Give the data below again, word for word.

§ **Supplied records**:
···

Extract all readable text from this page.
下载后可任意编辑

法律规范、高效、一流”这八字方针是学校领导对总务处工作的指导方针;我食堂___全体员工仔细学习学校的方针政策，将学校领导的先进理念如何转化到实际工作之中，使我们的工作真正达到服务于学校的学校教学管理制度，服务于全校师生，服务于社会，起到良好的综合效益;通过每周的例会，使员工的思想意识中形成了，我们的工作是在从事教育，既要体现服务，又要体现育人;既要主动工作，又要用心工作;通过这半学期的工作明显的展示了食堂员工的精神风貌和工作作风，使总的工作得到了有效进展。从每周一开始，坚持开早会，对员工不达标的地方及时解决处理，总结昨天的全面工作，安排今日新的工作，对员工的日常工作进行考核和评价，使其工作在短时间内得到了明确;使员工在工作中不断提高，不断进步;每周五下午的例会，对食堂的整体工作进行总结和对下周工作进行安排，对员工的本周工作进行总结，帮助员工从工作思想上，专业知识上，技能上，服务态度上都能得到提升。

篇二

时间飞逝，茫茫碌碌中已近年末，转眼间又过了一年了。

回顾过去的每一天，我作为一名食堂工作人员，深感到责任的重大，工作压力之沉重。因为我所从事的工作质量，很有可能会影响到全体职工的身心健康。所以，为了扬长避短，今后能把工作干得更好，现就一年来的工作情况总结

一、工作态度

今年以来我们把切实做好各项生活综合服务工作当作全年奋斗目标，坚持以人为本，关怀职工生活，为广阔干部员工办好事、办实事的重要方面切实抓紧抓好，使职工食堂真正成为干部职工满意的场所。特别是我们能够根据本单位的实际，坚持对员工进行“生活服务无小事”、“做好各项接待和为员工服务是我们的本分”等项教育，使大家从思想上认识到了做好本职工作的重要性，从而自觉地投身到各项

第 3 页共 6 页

···

§ **Response below**:
Extract all readable text from this page.
下载后可任意编辑

法律规范、高效、一流”这八字方针是学校领导对总务处工作的指导方针;我食堂___全体员工仔细学习学校的方针政策，将学校领导的先进理念如何转化到实际工作之中，使我们的工作真正达到服务于学校的学校教学管理制度，服务于全校师生，服务于社会，起到良好的综合效益;通过每周的例会，使员工的思想意识中形成了，我们的工作是在从事教育，既要体现服务，又要体现育人;既要主动工作，又要用心工作;通过这半学期的工作明显的展示了食堂员工的精神风貌和工作作风，使总的工作得到了有效进展。从每周一开始，坚持开早会，对员工不达标的地方及时解决处理，总结昨天的全面工作，安排今日新的工作，对员工的日常工作进行考核和评价，使其工作在短时间内得到了明确;使员工在工作中不断提高，不断进步;每周五下午的例会，对食堂的整体工作进行总结和对下周工作进行安排，对员工的本周工作进行总结，帮助员工从工作思想上，专业知识上，技能上，服务态度上都能得到提升。

篇二

时间飞逝，茫茫碌碌中已近年末，转眼间又过了一年了。

回顾过去的每一天，我作为一名食堂工作人员，深感到责任的重大，工作压力之沉重。因为我所从事的工作质量，很有可能会影响到全体职工的身心健康。所以，为了扬长避短，今后能把工作干得更好，现就一年来的工作情况总结

一、工作态度

今年以来我们把切实做好各项生活综合服务工作当作全年奋斗目标，坚持以人为本，关怀职工生活，为广阔干部员工办好事、办实事的重要方面切实抓紧抓好，使职工食堂真正成为干部职工满意的场所。特别是我们能够根据本单位的实际，坚持对员工进行“生活服务无小事”、“做好各项接待和为员工服务是我们的本分”等项教育，使大家从思想上认识到了做好本职工作的重要性，从而自觉地投身到各项

第 3 页共 6 页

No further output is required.